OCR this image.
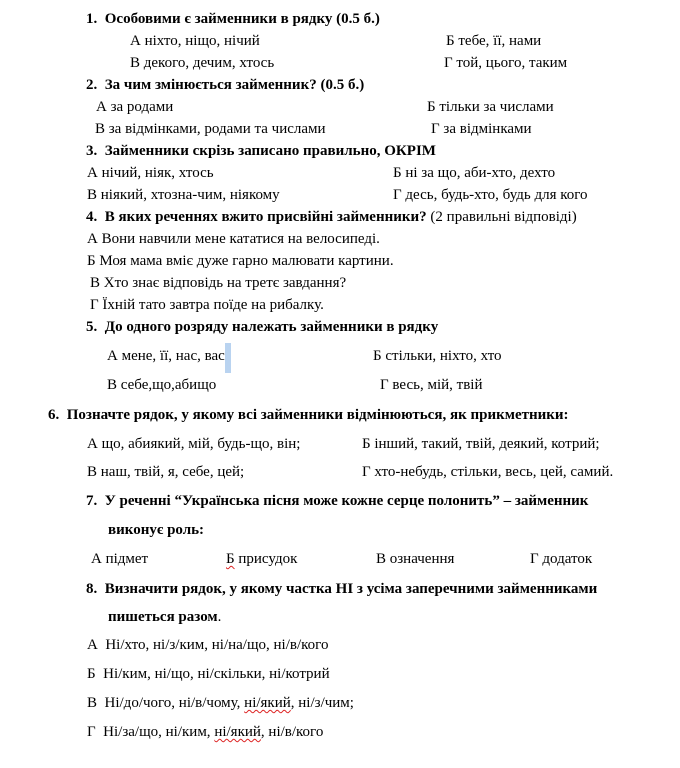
1. Особовими є займенники в рядку (0.5 б.)
А ніхто, ніщо, нічий	Б тебе, її, нами
В декого, дечим, хтось	Г той, цього, таким
2. За чим змінюється займенник? (0.5 б.)
А за родами	Б тільки за числами
В за відмінками, родами та числами	Г за відмінками
3. Займенники скрізь записано правильно, ОКРІМ
А нічий, ніяк, хтось	Б ні за що, аби-хто, дехто
В ніякий, хтозна-чим, ніякому	Г десь, будь-хто, будь для кого
4. В яких реченнях вжито присвійні займенники? (2 правильні відповіді)
А Вони навчили мене кататися на велосипеді.
Б Моя мама вміє дуже гарно малювати картини.
В Хто знає відповідь на третє завдання?
Г Їхній тато завтра поїде на рибалку.
5. До одного розряду належать займенники в рядку
А мене, її, нас, вас	Б стільки, ніхто, хто
В себе,що,абищо	Г весь, мій, твій
6. Позначте рядок, у якому всі займенники відмінюються, як прикметники:
А що, абиякий, мій, будь-що, він;	Б інший, такий, твій, деякий, котрий;
В наш, твій, я, себе, цей;	Г хто-небудь, стільки, весь, цей, самий.
7. У реченні “Українська пісня може кожне серце полонить” – займенник
виконує роль:
А підмет	Б присудок	В означення	Г додаток
8. Визначити рядок, у якому частка НІ з усіма заперечними займенниками
пишеться разом.
А Ні/хто, ні/з/ким, ні/на/що, ні/в/кого
Б Ні/ким, ні/що, ні/скільки, ні/котрий
В Ні/до/чого, ні/в/чому, ні/який, ні/з/чим;
Г Ні/за/що, ні/ким, ні/який, ні/в/кого
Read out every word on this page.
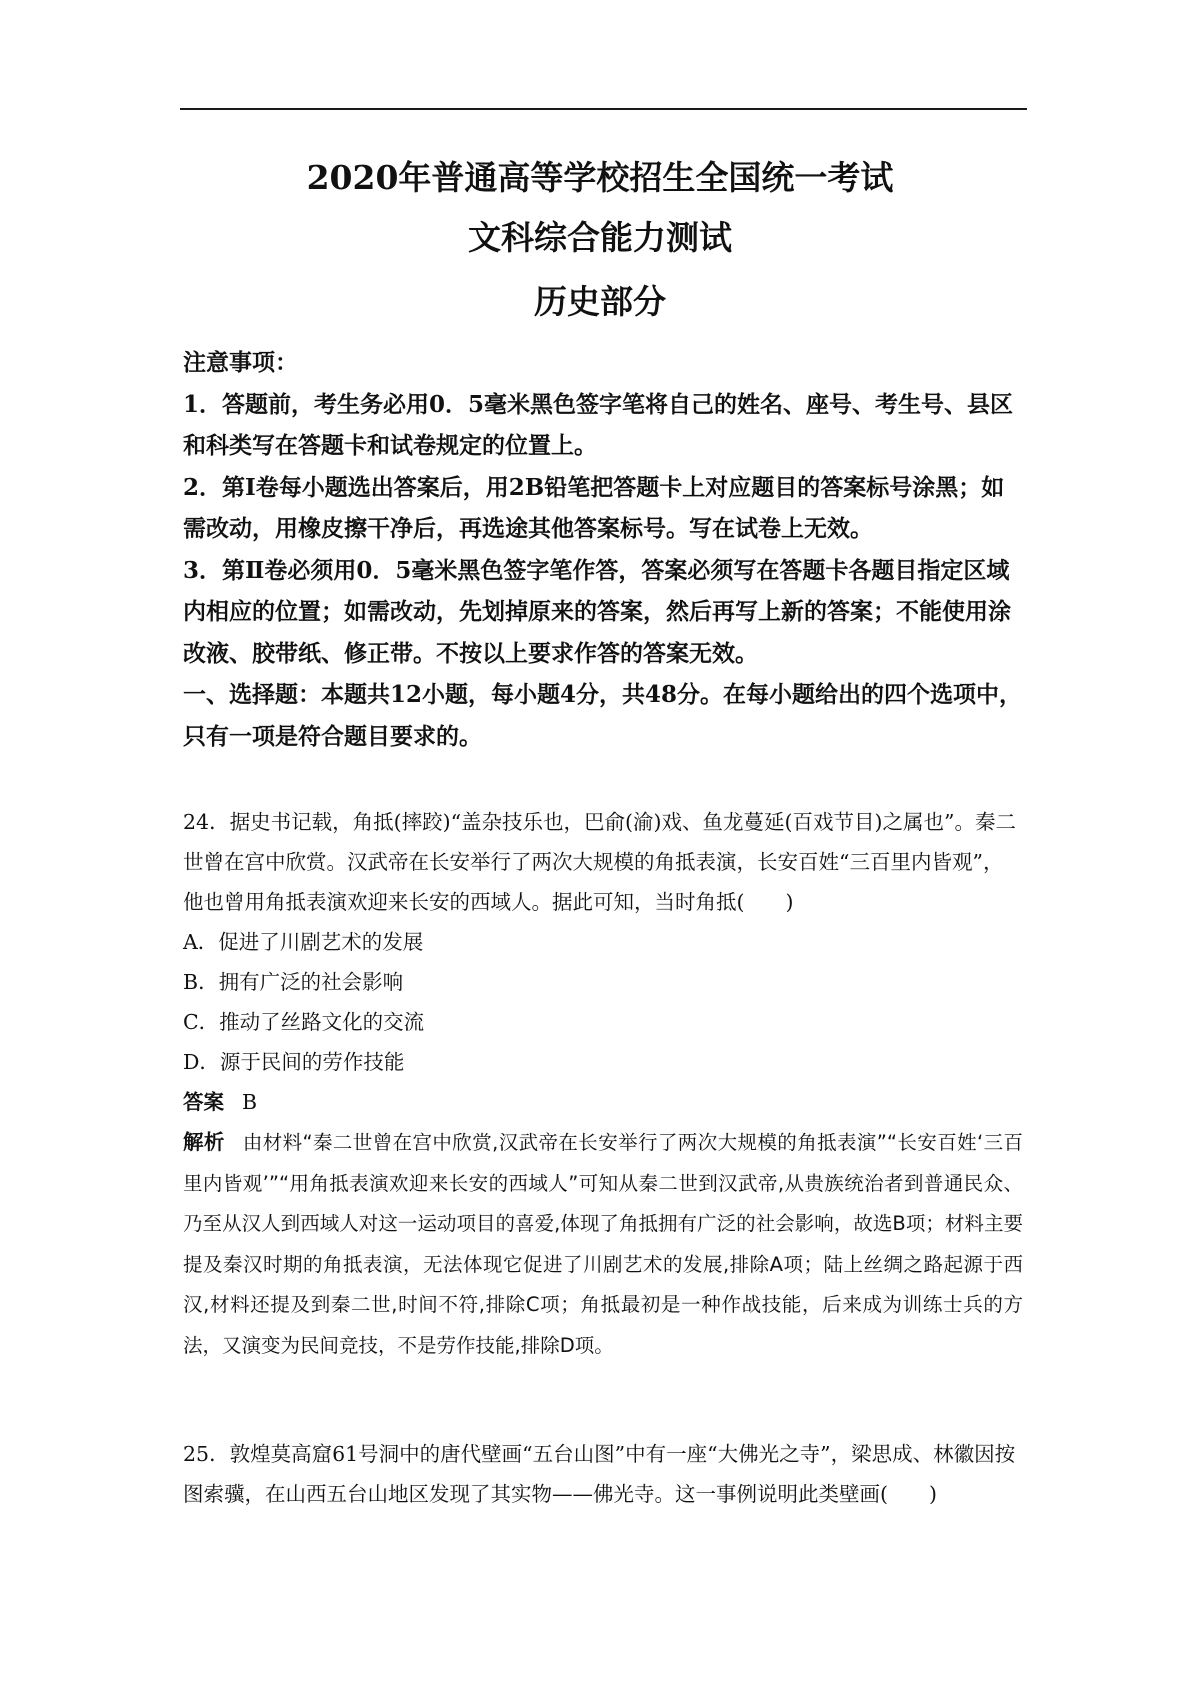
2020年普通高等学校招生全国统一考试
文科综合能力测试
历史部分

注意事项：

1．答题前，考生务必用0．5毫米黑色签字笔将自己的姓名、座号、考生号、县区和科类写在答题卡和试卷规定的位置上。

2．第Ⅰ卷每小题选出答案后，用2B铅笔把答题卡上对应题目的答案标号涂黑；如需改动，用橡皮擦干净后，再选途其他答案标号。写在试卷上无效。

3．第Ⅱ卷必须用0．5毫米黑色签字笔作答，答案必须写在答题卡各题目指定区域内相应的位置；如需改动，先划掉原来的答案，然后再写上新的答案；不能使用涂改液、胶带纸、修正带。不按以上要求作答的答案无效。

一、选择题：本题共12小题，每小题4分，共48分。在每小题给出的四个选项中，只有一项是符合题目要求的。

24．据史书记载，角抵(摔跤)“盖杂技乐也，巴俞(渝)戏、鱼龙蔓延(百戏节目)之属也”。秦二世曾在宫中欣赏。汉武帝在长安举行了两次大规模的角抵表演，长安百姓“三百里内皆观”，他也曾用角抵表演欢迎来长安的西域人。据此可知，当时角抵(　　)

A．促进了川剧艺术的发展

B．拥有广泛的社会影响

C．推动了丝路文化的交流

D．源于民间的劳作技能

答案 B

解析 由材料“秦二世曾在宫中欣赏,汉武帝在长安举行了两次大规模的角抵表演”“长安百姓‘三百里内皆观’”“用角抵表演欢迎来长安的西域人”可知从秦二世到汉武帝,从贵族统治者到普通民众、乃至从汉人到西域人对这一运动项目的喜爱,体现了角抵拥有广泛的社会影响，故选B项；材料主要提及秦汉时期的角抵表演，无法体现它促进了川剧艺术的发展,排除A项；陆上丝绸之路起源于西汉,材料还提及到秦二世,时间不符,排除C项；角抵最初是一种作战技能，后来成为训练士兵的方法，又演变为民间竞技，不是劳作技能,排除D项。

25．敦煌莫高窟61号洞中的唐代壁画“五台山图”中有一座“大佛光之寺”，梁思成、林徽因按图索骥，在山西五台山地区发现了其实物——佛光寺。这一事例说明此类壁画(　　)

WHAT YOU HAVE TO DO: Pictures don't belong in the copy. Transcribe every record exactly as it appears.

FINISHED EXERCISE:
OCR this image.
1. Особовими є займенники в рядку (0.5 б.)
А ніхто, ніщо, нічий	Б тебе, її, нами
В декого, дечим, хтось	Г той, цього, таким
2. За чим змінюється займенник? (0.5 б.)
А за родами	Б тільки за числами
В за відмінками, родами та числами	Г за відмінками
3. Займенники скрізь записано правильно, ОКРІМ
А нічий, ніяк, хтось	Б ні за що, аби-хто, дехто
В ніякий, хтозна-чим, ніякому	Г десь, будь-хто, будь для кого
4. В яких реченнях вжито присвійні займенники? (2 правильні відповіді)
А Вони навчили мене кататися на велосипеді.
Б Моя мама вміє дуже гарно малювати картини.
В Хто знає відповідь на третє завдання?
Г Їхній тато завтра поїде на рибалку.
5. До одного розряду належать займенники в рядку
А мене, її, нас, вас	Б стільки, ніхто, хто
В себе,що,абищо	Г весь, мій, твій
6. Позначте рядок, у якому всі займенники відмінюються, як прикметники:
А що, абиякий, мій, будь-що, він;	Б інший, такий, твій, деякий, котрий;
В наш, твій, я, себе, цей;	Г хто-небудь, стільки, весь, цей, самий.
7. У реченні “Українська пісня може кожне серце полонить” – займенник
виконує роль:
А підмет	Б присудок	В означення	Г додаток
8. Визначити рядок, у якому частка НІ з усіма заперечними займенниками
пишеться разом.
А Ні/хто, ні/з/ким, ні/на/що, ні/в/кого
Б Ні/ким, ні/що, ні/скільки, ні/котрий
В Ні/до/чого, ні/в/чому, ні/який, ні/з/чим;
Г Ні/за/що, ні/ким, ні/який, ні/в/кого
Read out every word on this page.
2020年普通高等学校招生全国统一考试
文科综合能力测试
历史部分

注意事项：

1．答题前，考生务必用0．5毫米黑色签字笔将自己的姓名、座号、考生号、县区和科类写在答题卡和试卷规定的位置上。

2．第Ⅰ卷每小题选出答案后，用2B铅笔把答题卡上对应题目的答案标号涂黑；如需改动，用橡皮擦干净后，再选途其他答案标号。写在试卷上无效。

3．第Ⅱ卷必须用0．5毫米黑色签字笔作答，答案必须写在答题卡各题目指定区域内相应的位置；如需改动，先划掉原来的答案，然后再写上新的答案；不能使用涂改液、胶带纸、修正带。不按以上要求作答的答案无效。

一、选择题：本题共12小题，每小题4分，共48分。在每小题给出的四个选项中，只有一项是符合题目要求的。

24．据史书记载，角抵(摔跤)“盖杂技乐也，巴俞(渝)戏、鱼龙蔓延(百戏节目)之属也”。秦二世曾在宫中欣赏。汉武帝在长安举行了两次大规模的角抵表演，长安百姓“三百里内皆观”，他也曾用角抵表演欢迎来长安的西域人。据此可知，当时角抵(　　)

A．促进了川剧艺术的发展

B．拥有广泛的社会影响

C．推动了丝路文化的交流

D．源于民间的劳作技能

答案 B

解析 由材料“秦二世曾在宫中欣赏,汉武帝在长安举行了两次大规模的角抵表演”“长安百姓‘三百里内皆观’”“用角抵表演欢迎来长安的西域人”可知从秦二世到汉武帝,从贵族统治者到普通民众、乃至从汉人到西域人对这一运动项目的喜爱,体现了角抵拥有广泛的社会影响，故选B项；材料主要提及秦汉时期的角抵表演，无法体现它促进了川剧艺术的发展,排除A项；陆上丝绸之路起源于西汉,材料还提及到秦二世,时间不符,排除C项；角抵最初是一种作战技能，后来成为训练士兵的方法，又演变为民间竞技，不是劳作技能,排除D项。

25．敦煌莫高窟61号洞中的唐代壁画“五台山图”中有一座“大佛光之寺”，梁思成、林徽因按图索骥，在山西五台山地区发现了其实物——佛光寺。这一事例说明此类壁画(　　)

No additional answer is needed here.